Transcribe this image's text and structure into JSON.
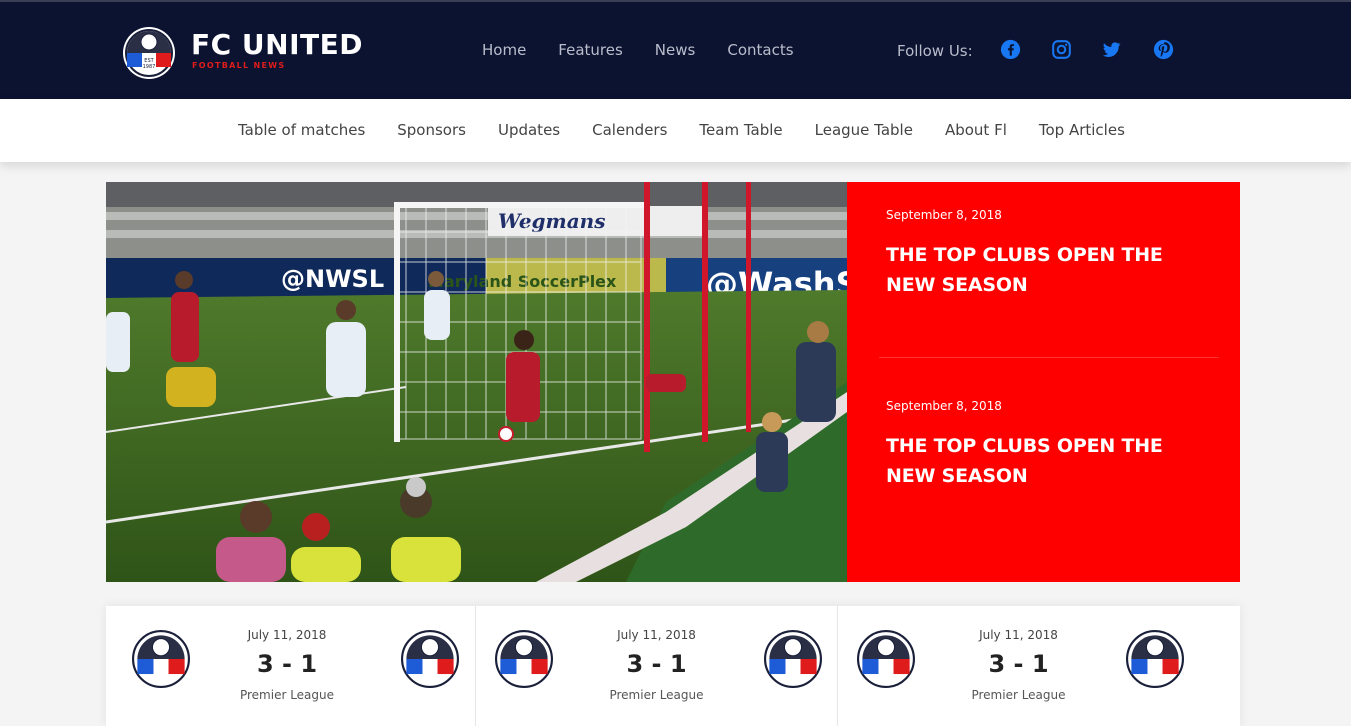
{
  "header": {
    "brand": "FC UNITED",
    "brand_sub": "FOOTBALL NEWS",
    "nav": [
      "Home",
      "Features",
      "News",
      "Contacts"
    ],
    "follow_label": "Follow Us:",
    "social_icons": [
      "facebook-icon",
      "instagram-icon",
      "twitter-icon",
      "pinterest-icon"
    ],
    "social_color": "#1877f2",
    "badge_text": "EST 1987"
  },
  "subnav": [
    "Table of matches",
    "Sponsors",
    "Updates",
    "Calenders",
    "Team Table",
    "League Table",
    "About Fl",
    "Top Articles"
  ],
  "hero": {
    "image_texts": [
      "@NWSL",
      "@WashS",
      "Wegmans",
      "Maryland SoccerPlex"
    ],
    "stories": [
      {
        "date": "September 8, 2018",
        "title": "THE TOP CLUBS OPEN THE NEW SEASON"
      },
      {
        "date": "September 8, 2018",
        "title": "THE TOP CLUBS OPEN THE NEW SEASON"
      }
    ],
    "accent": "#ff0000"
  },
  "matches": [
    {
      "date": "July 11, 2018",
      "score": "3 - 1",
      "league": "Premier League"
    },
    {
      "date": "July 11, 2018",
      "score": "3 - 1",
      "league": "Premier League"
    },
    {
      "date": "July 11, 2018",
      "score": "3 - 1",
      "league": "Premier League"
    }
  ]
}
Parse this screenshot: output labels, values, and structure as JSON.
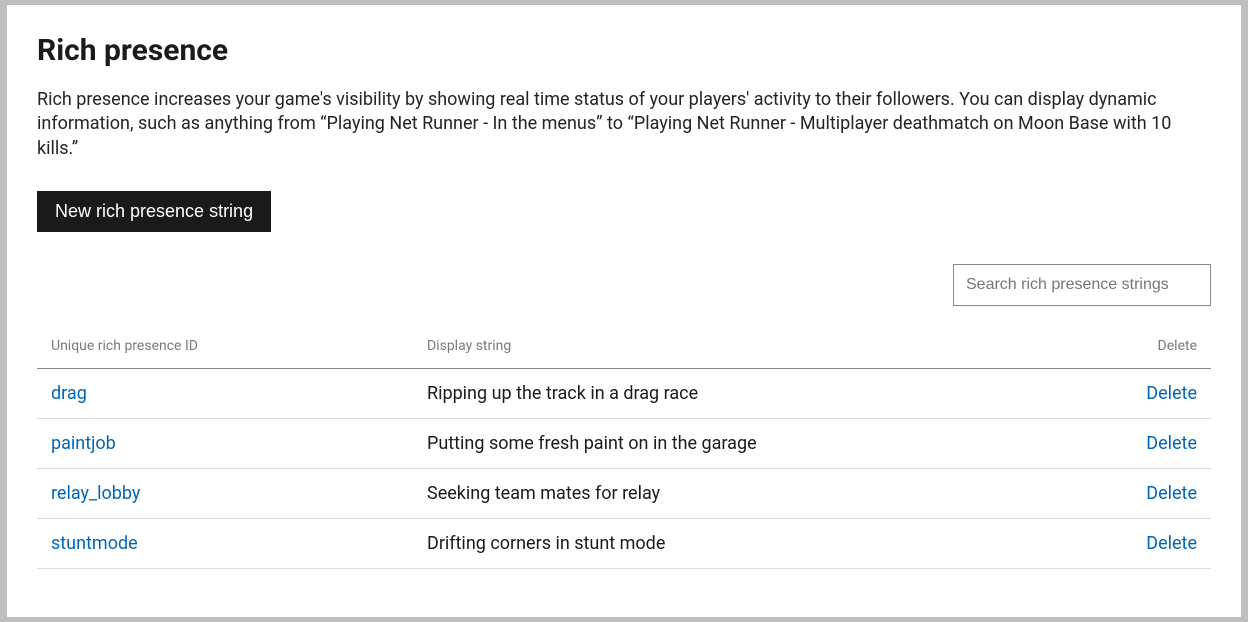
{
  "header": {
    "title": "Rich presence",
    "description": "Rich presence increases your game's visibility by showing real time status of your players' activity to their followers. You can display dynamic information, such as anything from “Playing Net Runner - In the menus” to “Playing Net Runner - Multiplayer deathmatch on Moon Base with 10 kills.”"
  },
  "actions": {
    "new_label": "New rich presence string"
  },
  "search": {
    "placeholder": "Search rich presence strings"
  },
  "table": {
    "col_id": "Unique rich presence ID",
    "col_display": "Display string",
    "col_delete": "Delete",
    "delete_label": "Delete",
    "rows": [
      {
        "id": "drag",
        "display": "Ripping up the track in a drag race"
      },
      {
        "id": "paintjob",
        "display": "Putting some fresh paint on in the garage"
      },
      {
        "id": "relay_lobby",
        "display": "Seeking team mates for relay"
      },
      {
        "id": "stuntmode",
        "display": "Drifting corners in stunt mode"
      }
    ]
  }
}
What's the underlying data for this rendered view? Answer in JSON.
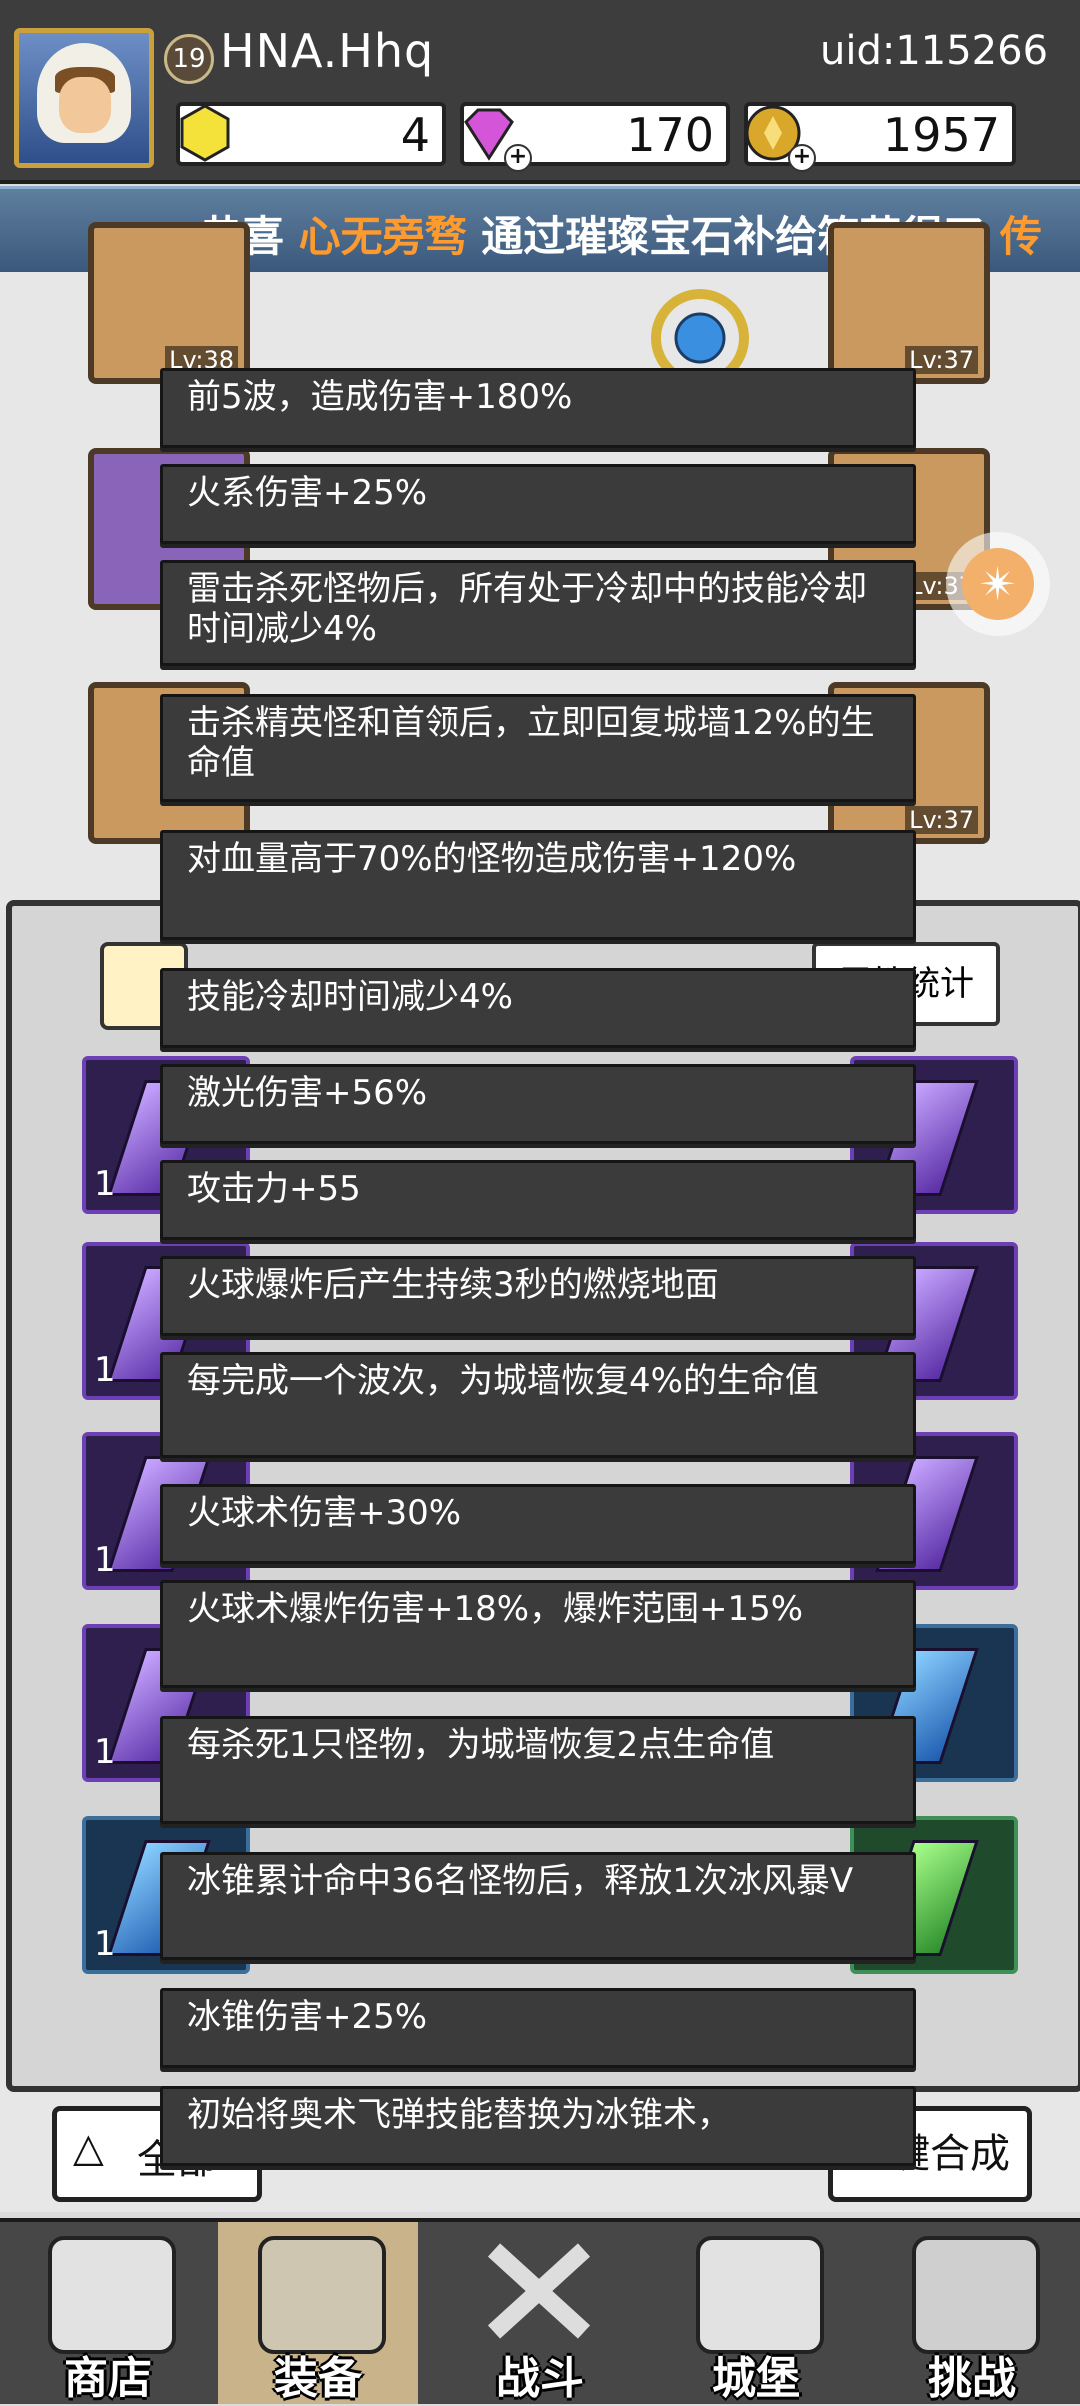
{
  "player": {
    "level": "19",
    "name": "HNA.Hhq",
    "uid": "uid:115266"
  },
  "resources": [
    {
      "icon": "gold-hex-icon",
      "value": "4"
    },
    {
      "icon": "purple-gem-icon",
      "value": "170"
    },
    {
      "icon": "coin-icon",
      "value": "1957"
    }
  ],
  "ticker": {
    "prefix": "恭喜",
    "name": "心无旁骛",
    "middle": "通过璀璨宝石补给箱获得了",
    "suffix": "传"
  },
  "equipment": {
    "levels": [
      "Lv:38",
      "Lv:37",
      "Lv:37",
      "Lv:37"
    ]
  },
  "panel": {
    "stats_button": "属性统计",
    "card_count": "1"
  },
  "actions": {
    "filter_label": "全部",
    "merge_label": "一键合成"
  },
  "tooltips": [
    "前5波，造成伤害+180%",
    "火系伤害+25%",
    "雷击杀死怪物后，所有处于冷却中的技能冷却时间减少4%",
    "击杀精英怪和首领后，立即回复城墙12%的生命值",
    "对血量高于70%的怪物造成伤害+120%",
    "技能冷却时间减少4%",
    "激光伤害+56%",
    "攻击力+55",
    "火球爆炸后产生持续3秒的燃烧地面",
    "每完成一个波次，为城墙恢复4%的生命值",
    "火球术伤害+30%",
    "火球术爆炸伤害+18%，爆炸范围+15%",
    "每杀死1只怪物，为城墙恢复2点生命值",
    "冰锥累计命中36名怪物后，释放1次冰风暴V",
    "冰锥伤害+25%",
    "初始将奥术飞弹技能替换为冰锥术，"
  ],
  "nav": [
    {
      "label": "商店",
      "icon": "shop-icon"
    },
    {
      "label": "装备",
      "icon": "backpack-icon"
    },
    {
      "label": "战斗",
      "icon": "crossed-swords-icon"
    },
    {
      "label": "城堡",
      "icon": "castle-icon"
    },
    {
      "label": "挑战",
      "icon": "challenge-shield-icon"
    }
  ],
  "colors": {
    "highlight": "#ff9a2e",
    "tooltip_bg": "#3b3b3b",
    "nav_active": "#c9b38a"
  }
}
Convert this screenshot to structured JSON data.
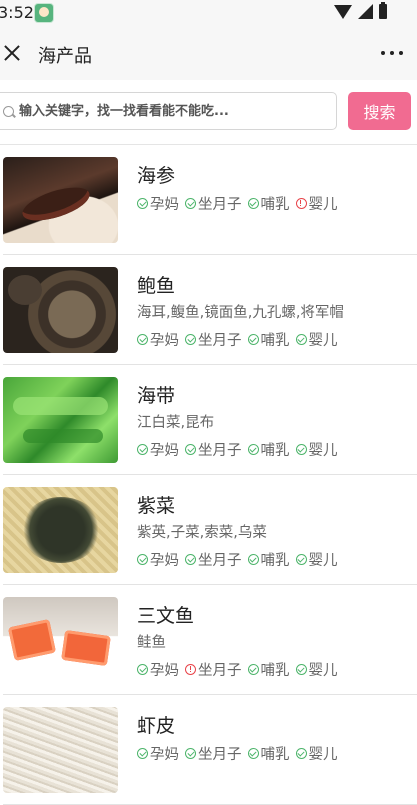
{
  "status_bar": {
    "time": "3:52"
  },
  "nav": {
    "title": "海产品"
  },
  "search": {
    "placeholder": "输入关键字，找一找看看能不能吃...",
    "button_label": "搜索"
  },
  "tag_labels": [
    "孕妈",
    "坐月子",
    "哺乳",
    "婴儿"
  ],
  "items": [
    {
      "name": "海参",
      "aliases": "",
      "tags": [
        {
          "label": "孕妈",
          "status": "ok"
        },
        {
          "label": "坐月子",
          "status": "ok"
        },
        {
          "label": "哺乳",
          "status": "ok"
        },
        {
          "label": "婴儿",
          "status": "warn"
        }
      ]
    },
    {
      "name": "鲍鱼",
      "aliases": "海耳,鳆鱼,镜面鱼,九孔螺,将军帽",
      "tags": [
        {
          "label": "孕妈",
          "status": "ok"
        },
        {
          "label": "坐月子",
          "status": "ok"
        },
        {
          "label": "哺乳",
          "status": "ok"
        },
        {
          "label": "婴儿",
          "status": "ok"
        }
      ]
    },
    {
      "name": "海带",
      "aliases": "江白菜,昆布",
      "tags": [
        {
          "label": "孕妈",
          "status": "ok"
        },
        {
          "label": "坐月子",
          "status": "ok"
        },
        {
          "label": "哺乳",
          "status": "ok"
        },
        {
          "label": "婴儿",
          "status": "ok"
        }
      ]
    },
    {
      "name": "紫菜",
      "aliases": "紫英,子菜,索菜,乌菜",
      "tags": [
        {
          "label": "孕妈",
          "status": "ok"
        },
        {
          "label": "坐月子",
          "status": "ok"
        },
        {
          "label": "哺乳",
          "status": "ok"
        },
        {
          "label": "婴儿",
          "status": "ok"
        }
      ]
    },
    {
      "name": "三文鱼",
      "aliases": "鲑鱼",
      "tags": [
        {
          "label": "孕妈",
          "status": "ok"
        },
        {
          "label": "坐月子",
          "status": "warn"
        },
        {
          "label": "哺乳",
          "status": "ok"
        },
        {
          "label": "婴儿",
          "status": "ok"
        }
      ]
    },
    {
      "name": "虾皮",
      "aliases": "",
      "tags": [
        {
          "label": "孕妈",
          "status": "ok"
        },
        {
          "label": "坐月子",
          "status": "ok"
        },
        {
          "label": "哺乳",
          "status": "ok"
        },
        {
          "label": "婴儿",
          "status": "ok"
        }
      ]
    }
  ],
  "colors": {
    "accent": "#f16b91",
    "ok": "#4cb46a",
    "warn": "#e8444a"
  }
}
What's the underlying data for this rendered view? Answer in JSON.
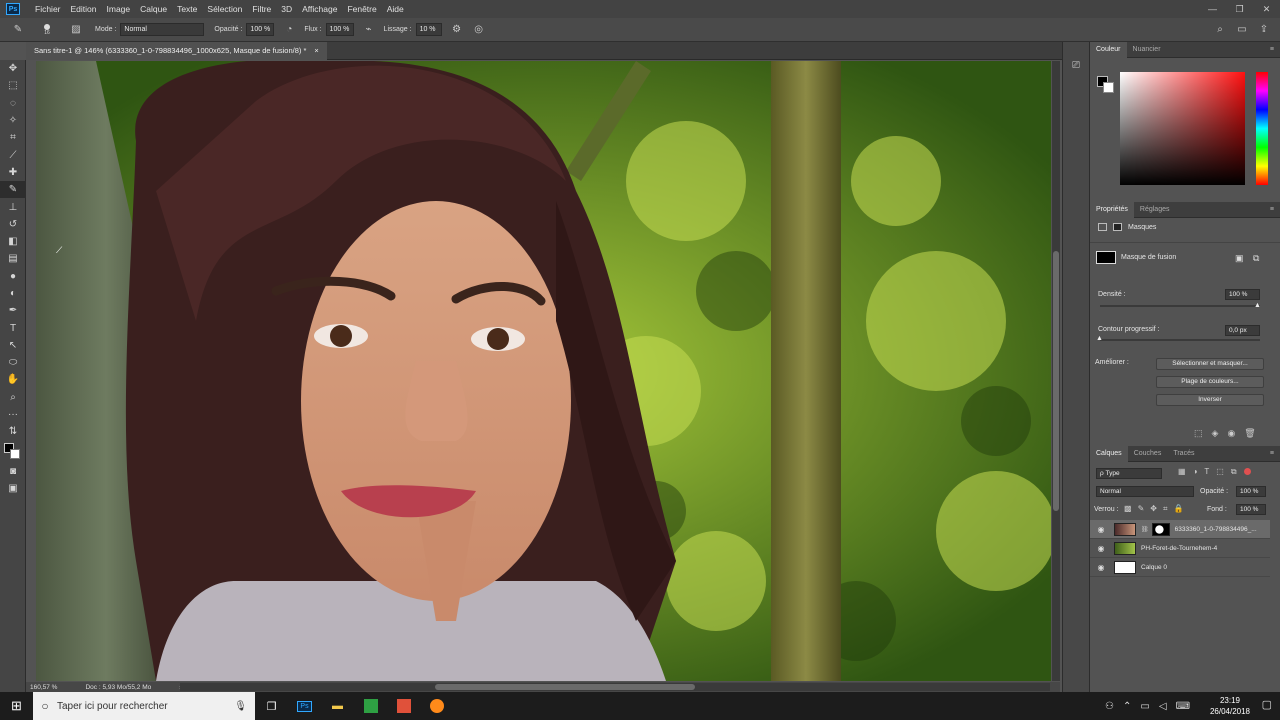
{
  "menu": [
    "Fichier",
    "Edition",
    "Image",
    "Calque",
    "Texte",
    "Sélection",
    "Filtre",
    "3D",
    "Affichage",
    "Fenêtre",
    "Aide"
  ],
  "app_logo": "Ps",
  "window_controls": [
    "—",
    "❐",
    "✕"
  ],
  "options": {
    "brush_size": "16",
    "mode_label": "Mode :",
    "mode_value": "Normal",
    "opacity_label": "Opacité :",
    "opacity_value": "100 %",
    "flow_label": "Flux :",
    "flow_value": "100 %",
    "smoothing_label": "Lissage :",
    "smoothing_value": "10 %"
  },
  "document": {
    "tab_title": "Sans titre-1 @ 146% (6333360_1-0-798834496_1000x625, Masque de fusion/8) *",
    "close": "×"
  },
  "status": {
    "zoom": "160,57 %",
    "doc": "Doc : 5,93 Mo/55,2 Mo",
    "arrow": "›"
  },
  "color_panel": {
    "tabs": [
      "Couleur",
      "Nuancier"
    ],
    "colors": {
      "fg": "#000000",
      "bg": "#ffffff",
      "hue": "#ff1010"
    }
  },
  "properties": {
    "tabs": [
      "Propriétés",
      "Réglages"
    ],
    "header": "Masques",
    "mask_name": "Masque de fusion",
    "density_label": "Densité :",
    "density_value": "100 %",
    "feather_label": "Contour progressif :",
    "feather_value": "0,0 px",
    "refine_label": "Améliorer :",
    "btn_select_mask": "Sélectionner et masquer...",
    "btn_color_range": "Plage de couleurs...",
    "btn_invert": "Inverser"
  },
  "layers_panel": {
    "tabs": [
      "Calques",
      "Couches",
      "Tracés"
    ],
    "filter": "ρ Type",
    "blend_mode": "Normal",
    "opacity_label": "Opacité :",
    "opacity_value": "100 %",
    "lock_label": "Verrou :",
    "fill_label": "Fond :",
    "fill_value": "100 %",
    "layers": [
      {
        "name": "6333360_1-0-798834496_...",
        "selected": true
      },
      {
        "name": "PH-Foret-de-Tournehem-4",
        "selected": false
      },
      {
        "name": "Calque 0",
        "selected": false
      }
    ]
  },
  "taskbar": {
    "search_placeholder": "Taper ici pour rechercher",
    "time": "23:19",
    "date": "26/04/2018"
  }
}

Given instruction —
Examine the data above and state how many of its lines contain the word "presence", with no further remarks.

Right answer —
5